#### Activities
(1) In the forum replies on grief and depression, rewrite the paragraph beginning "I lost my mom a year ago" as a short bulleted list that keeps its main facts.
(2) According to the forum replies on grief and depression, how long ago did the person being answered lose their dad?
(3) Extend the forum replies on grief and depression with a few more sentences, starting after the last one shown.

#### Text block
---*---

Yes anxiety can be a symptom of depression. How were you feeling before your dad died? You are grieving and while it can feel like depression it doesn't necessarily mean you are depressed. Hope you feel better. Godbless
i agree with marian. anxiety can be a symptom of depression. most likely it is due to your grief at your dad's passing (bless him). i also agree with her that you need to think of how you felt before your dad passed (sad, depressed?) in comparison to afterwards. if you felt better before, then it means that this is all part of the grieving process. and 2 months is very little time to get over something so life-altering. go easy on yourself, NHBFAN, and know that this is really normal, though it may not seem this way. it would be abnormal for you NOT to feel like this.
you know that talking about your feelings is a good outlet, so if you want to come here and do so, you're most welcome!!!
Be kinder than necessary,
Because everyone you meet is fighting some kind of battle...
I lost my mom a year ago and I am just now feeling depressed after a year or so of grief. It is very difficult to tease out what is grief vs. depression vs. anxiety. It's kind of like which came first, the chicken or the egg? Depression and anxiety are very influential on one another. You could feel depressed and have low motivation and then get anxious because you are not getting things done. Reversed, you could have anxiety and then get depressed because you don't feel like you have conrol. Again, it's like the chicken or the egg analogy.
When you add grief into the mix, it gets really confusing. I would encourage you to focus on your level of functioning. For example, I am usually a social and outgoing person, yet I am isolating. Yes, I am entitled to hermit after experiencing a significant loss, but too much isolation over a long time will only make me more depressed in the long run because by nature, I am a social person.
Do not disregard your grief, two months is not a long time since experiencing a significant loss. But, know who you are normally and if you think that you are not functioning at the level that is consistent with how you are naturally, then worry about whether or not you are depressed. Although, I have to say that I think two months after a death is too soon to tell. It's been an up and down year for me - the anniversary just passed and I am just coming around.

---*---

#### Data extracted from a collection
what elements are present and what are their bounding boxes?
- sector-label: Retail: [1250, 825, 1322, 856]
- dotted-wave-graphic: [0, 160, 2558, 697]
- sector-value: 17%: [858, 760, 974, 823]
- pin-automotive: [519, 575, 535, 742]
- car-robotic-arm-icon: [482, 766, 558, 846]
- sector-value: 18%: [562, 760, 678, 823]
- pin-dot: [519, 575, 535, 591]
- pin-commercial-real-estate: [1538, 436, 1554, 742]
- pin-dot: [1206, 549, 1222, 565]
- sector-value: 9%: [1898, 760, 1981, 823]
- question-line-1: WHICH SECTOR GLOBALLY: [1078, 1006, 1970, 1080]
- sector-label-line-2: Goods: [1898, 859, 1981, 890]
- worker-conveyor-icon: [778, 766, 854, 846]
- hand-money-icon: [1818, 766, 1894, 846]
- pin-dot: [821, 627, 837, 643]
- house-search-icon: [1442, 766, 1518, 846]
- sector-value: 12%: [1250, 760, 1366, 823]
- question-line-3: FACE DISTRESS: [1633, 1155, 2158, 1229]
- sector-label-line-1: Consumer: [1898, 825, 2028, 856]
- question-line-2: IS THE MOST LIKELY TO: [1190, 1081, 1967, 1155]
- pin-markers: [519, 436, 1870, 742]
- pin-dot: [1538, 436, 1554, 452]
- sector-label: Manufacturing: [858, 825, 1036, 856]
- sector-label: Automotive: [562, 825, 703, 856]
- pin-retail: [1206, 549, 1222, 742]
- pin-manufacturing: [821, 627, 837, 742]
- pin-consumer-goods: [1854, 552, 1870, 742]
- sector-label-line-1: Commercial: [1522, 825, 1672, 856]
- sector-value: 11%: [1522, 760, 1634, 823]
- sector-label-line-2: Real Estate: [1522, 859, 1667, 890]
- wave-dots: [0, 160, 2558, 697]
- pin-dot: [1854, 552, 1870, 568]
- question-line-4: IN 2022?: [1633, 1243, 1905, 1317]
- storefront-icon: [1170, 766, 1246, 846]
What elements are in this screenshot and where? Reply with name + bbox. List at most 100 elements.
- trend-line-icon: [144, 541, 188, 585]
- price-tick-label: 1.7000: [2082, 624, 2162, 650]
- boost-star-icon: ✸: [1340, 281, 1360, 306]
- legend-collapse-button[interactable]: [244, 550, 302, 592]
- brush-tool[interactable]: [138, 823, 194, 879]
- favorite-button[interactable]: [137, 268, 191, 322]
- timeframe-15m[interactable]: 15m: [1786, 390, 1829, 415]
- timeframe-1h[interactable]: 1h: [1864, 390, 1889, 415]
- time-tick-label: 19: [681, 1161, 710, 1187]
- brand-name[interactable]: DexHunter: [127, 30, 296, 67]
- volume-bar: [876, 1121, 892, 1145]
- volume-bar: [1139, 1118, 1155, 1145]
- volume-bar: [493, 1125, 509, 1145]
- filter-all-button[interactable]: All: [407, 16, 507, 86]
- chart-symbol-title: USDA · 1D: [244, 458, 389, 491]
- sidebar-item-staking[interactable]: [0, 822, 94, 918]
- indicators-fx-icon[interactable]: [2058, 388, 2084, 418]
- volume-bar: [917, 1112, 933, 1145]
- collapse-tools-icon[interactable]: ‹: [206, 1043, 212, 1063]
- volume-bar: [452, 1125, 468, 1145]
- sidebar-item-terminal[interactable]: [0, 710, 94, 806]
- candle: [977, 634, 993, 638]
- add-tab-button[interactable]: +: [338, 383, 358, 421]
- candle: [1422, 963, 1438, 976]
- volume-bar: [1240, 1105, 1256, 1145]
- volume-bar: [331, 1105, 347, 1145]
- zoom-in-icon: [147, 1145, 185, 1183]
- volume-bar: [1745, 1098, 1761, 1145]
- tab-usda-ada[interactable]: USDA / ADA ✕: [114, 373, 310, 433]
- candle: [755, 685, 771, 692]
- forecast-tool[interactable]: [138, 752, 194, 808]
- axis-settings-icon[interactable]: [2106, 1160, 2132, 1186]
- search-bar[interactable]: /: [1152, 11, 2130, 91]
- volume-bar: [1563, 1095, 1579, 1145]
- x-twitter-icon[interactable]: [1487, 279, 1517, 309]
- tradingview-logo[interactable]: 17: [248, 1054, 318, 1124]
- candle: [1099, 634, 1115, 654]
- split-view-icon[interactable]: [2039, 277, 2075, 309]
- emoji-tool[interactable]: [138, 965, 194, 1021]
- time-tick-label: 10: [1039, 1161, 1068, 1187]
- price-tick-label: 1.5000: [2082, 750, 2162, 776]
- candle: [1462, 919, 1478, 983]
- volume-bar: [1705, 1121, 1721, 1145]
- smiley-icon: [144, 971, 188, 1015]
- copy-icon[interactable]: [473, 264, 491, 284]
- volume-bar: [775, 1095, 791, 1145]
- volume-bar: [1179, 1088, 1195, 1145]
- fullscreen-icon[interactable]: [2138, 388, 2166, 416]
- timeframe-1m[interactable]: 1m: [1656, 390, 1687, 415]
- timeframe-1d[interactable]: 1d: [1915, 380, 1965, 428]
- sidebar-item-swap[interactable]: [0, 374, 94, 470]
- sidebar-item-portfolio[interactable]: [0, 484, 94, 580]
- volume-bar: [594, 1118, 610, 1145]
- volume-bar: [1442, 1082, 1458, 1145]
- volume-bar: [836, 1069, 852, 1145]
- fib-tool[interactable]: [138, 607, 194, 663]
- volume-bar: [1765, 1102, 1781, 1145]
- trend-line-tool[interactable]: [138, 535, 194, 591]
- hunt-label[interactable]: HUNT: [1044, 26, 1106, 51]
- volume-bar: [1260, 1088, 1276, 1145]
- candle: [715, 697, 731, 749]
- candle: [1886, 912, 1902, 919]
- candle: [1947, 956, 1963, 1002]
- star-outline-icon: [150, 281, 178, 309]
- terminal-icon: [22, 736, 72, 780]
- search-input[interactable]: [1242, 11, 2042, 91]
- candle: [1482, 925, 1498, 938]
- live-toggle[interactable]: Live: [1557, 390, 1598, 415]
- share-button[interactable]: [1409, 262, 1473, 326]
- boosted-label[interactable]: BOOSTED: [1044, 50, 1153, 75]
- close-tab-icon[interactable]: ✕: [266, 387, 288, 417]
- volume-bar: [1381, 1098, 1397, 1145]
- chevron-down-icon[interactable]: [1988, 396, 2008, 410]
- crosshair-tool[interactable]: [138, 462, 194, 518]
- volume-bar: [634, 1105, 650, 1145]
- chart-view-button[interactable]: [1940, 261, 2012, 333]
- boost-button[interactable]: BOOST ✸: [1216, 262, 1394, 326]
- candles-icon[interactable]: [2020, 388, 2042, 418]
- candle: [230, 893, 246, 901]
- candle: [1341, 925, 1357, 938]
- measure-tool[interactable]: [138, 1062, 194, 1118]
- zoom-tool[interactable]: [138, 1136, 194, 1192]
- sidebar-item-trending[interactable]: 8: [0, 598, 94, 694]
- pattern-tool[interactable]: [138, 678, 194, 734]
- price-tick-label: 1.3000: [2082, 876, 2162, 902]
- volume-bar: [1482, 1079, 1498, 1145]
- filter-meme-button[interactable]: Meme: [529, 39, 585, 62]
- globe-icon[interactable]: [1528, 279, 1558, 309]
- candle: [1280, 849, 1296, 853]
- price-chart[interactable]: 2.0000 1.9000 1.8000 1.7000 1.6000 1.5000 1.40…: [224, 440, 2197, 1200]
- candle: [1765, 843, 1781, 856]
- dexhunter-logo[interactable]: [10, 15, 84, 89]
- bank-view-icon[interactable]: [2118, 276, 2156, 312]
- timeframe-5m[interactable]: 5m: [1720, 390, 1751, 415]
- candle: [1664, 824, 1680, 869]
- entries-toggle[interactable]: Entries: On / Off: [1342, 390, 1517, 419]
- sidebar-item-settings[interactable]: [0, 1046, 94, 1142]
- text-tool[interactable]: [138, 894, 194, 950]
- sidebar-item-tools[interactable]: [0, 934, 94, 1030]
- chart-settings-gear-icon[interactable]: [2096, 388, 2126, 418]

---*---

#### Results by task
(1)
- The writer lost their mom a year ago and is only now feeling depressed after about a year of grief.
- Separating grief, depression and anxiety is very hard, like the chicken-or-the-egg question.
- Depression and anxiety strongly influence each other.
- Depression can bring low motivation, and then anxiety about not getting things done.
- Anxiety can bring a sense of lost control, and then depression.

(2) Two months ago.

(3)
But, grief is different for everybody and every sittuation is unique. Hope you find the answers that you're looking for.
I am really sorry to hear that you lost your dad. I can completely understand what you must be feeling I lost my dad six years ago (and three other people over the last few years) and am still depressed over issues surrounding his death that I havent properly dealt with.
Not everybody gets depressed it just depends on the person - it sounds to me like you are just going through the normal process of grieving some experience all and some only a few - everybody grieves differently. I remember in the first few months after I lost my dad I was numb, still in shock and denial. It didnt really hit home properly until a year later when I really started to find it hard to cope. In the first year after I was very anxious and worried about anything particularly the other important people in my life.
So I would say dont expect too much - look after yourself - cry if and when you need to, talk to somebody you feel comfortable doing so with and if you need to be quiet be so.
Keep talking here if it helps there are I am sure a lot of people who can relate and have gone through what you have gone through.